### Records for this exercise
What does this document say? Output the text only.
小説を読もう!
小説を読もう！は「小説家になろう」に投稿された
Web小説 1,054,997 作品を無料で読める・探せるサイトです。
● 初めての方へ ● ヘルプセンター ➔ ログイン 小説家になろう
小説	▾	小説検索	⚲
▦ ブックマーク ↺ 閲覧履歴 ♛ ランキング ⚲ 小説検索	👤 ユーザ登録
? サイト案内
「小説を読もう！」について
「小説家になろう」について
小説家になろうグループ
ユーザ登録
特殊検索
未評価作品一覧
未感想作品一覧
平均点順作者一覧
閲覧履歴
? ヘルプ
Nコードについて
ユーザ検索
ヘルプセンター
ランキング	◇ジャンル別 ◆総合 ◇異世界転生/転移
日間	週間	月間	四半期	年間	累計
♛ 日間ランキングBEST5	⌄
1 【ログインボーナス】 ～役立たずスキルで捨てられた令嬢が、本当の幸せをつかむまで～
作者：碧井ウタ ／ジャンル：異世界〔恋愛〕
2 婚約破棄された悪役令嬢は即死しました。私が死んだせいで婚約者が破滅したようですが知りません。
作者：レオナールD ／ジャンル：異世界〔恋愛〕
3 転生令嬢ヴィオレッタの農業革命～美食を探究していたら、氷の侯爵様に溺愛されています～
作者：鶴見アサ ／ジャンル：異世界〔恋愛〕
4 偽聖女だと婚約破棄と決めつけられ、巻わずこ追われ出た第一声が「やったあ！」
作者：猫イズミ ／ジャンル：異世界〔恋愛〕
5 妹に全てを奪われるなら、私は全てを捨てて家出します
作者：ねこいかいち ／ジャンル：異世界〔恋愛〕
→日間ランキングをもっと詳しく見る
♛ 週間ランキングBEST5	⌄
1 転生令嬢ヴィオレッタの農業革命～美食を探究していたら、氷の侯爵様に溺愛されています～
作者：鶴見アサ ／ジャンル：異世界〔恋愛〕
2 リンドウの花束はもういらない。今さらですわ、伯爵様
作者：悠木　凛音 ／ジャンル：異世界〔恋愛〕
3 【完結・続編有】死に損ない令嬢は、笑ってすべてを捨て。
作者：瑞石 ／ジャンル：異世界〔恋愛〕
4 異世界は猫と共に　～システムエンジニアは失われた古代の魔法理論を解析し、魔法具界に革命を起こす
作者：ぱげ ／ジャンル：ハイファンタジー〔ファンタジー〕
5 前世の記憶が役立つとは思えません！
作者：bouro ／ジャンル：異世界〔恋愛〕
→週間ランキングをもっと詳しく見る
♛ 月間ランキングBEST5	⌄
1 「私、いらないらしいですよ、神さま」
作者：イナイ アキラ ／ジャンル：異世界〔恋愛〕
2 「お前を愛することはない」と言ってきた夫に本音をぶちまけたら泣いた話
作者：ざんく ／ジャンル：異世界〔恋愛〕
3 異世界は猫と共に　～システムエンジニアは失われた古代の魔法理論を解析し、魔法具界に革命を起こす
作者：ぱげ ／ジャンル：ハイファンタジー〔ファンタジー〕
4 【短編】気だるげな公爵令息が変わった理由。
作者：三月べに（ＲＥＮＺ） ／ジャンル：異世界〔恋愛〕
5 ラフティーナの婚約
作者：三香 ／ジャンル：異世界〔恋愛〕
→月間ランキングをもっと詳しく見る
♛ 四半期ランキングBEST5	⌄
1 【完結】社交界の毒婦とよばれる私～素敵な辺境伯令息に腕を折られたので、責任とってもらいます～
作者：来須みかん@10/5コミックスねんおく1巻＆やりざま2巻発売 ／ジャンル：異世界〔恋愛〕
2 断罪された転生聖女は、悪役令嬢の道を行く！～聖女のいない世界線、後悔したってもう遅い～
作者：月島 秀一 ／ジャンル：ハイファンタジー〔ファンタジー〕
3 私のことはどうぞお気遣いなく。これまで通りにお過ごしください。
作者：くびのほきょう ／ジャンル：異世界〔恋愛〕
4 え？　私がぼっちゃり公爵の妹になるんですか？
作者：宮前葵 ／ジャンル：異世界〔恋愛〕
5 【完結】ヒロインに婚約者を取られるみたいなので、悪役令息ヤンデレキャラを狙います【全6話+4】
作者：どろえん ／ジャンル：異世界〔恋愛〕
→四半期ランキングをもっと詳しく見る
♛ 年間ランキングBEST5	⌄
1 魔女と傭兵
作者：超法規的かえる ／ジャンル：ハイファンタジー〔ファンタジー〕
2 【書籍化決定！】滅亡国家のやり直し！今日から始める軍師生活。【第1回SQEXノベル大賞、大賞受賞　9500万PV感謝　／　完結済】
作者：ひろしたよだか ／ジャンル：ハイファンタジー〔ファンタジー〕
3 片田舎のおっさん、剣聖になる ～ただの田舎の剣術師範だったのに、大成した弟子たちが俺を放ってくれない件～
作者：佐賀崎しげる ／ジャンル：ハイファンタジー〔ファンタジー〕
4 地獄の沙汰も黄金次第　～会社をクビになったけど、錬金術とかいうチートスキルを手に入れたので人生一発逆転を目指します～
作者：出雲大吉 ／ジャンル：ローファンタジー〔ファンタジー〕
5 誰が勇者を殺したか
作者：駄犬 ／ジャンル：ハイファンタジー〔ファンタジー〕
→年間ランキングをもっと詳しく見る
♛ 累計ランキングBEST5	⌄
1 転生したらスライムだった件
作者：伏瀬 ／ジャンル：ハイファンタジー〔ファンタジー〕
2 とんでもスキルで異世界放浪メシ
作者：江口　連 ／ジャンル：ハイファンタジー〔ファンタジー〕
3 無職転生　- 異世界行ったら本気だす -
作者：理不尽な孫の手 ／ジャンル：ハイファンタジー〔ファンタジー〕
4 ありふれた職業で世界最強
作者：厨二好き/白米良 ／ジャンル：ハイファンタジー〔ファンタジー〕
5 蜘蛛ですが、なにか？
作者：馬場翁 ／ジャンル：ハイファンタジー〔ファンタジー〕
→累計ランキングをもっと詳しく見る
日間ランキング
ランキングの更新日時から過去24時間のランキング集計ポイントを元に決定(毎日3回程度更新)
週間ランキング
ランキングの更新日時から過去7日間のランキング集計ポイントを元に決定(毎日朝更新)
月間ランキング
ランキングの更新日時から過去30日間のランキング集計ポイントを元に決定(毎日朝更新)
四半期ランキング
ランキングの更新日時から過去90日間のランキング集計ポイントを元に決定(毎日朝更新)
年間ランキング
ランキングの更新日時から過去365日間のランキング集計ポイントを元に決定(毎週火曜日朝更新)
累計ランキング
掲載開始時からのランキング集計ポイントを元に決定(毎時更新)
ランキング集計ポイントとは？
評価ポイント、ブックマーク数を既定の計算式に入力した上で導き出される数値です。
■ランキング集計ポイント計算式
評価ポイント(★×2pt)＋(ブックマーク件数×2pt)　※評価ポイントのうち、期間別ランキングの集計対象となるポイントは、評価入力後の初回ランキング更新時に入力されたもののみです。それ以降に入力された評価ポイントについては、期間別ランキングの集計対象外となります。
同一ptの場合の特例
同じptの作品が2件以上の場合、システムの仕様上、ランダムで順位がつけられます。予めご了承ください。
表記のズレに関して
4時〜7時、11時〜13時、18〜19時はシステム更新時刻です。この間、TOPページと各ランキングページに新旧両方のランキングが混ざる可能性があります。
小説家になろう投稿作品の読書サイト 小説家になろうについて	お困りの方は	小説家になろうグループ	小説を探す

### Challenge
Go over the data above and copy every line that has the word "システムエンジニアは失われた古代の魔法理論を解析し" in it.

### Task response
4 異世界は猫と共に　～システムエンジニアは失われた古代の魔法理論を解析し、魔法具界に革命を起こす
3 異世界は猫と共に　～システムエンジニアは失われた古代の魔法理論を解析し、魔法具界に革命を起こす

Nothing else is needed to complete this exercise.